TASK GOAL: Isolate every line in the records below with "Lifespan" in it.

* Begin DATASET EXCERPTS *

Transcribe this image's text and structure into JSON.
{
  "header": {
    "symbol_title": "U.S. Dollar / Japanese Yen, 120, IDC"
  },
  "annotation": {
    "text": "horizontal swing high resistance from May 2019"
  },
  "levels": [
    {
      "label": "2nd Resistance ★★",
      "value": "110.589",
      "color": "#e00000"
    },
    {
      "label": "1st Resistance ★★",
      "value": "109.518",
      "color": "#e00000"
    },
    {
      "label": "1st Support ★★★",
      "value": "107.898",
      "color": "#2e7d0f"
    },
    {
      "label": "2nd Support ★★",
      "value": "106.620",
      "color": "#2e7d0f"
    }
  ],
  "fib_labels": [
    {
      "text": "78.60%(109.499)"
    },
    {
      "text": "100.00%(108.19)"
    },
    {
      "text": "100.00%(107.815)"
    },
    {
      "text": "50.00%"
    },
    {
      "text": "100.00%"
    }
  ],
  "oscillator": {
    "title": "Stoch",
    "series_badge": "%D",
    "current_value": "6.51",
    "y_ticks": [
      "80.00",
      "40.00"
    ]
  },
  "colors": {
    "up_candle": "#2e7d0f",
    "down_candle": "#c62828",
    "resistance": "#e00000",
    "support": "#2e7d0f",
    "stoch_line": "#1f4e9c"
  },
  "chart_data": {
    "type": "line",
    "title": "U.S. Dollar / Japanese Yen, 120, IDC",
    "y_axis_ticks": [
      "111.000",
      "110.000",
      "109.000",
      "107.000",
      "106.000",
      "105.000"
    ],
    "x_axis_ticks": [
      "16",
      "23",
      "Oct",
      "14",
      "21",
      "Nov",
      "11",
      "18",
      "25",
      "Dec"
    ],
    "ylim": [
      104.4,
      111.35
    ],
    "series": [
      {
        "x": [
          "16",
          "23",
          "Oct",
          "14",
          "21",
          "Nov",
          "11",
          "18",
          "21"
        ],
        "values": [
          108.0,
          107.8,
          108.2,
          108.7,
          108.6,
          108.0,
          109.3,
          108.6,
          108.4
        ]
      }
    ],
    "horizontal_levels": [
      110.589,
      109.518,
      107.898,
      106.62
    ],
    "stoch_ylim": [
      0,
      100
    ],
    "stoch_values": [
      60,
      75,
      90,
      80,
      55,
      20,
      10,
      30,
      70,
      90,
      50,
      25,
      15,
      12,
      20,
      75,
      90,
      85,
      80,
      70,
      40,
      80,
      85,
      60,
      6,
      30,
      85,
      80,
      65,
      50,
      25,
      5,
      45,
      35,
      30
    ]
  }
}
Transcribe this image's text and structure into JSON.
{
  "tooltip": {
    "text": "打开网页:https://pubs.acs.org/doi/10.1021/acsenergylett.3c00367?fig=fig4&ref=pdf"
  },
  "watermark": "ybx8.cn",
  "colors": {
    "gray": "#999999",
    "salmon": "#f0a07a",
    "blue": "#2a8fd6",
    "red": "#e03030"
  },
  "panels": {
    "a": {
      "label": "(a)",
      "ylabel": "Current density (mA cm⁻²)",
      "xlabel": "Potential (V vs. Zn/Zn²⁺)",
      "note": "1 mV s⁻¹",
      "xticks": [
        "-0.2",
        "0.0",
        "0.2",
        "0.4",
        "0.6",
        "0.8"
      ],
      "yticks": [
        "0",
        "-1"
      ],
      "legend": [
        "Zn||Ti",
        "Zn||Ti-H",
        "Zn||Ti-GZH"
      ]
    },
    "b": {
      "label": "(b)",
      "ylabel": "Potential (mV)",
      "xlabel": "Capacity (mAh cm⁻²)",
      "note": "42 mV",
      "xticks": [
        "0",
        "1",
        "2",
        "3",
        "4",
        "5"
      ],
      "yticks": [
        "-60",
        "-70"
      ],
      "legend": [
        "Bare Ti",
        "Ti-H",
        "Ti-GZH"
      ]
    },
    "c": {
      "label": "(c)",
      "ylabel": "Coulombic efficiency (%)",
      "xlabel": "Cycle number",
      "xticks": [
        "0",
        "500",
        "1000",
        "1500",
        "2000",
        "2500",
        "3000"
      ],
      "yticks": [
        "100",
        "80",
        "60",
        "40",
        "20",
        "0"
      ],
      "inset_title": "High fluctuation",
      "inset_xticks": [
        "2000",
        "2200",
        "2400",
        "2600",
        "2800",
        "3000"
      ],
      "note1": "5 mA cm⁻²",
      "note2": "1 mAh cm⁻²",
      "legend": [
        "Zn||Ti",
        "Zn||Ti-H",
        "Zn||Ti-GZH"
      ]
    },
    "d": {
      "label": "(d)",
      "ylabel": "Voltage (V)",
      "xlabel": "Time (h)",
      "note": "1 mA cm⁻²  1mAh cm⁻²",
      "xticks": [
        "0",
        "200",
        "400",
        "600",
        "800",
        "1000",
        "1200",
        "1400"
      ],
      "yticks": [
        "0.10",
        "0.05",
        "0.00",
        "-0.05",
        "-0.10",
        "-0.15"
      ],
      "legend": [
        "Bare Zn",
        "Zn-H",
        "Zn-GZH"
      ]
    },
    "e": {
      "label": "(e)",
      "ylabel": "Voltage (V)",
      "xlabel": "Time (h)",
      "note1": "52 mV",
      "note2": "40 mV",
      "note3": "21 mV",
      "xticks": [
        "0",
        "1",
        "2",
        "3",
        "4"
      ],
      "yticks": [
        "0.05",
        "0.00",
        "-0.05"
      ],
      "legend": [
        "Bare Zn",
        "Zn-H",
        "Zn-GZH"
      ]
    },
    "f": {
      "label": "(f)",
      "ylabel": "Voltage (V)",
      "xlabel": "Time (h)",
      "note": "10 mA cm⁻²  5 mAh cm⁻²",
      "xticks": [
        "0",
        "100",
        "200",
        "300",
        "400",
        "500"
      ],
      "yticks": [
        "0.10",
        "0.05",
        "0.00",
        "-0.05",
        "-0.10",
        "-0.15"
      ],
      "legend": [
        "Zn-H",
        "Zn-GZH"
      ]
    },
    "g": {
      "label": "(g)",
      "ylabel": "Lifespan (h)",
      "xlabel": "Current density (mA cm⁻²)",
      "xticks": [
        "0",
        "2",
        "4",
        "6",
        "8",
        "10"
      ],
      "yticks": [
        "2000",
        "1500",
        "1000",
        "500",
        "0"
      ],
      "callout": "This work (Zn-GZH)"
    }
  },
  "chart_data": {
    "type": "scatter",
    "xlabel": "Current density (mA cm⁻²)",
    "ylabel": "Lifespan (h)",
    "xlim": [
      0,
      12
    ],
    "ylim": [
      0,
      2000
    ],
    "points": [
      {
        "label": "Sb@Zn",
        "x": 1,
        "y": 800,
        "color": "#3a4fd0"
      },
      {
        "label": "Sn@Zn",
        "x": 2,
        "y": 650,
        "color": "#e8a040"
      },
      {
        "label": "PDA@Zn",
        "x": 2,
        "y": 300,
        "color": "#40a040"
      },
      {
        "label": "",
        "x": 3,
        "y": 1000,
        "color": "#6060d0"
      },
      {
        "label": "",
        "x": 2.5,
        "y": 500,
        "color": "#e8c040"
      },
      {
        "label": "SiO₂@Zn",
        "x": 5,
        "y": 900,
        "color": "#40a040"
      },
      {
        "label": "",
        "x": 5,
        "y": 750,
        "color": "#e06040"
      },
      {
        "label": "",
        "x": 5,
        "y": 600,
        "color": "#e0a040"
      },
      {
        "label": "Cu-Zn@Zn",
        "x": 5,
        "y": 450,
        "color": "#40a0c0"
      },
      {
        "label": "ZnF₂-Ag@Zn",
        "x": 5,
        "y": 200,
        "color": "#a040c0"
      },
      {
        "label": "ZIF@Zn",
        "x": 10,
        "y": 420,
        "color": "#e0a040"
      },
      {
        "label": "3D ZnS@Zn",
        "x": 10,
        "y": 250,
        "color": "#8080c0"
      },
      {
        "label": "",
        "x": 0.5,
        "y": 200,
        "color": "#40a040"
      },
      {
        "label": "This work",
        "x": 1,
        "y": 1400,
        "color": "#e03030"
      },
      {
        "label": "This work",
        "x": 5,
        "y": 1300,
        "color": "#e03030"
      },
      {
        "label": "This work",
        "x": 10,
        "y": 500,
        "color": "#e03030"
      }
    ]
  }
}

* End DATASET EXCERPTS *

ANSWER IN FULL:
      "ylabel": "Lifespan (h)",
    "ylabel": "Lifespan (h)",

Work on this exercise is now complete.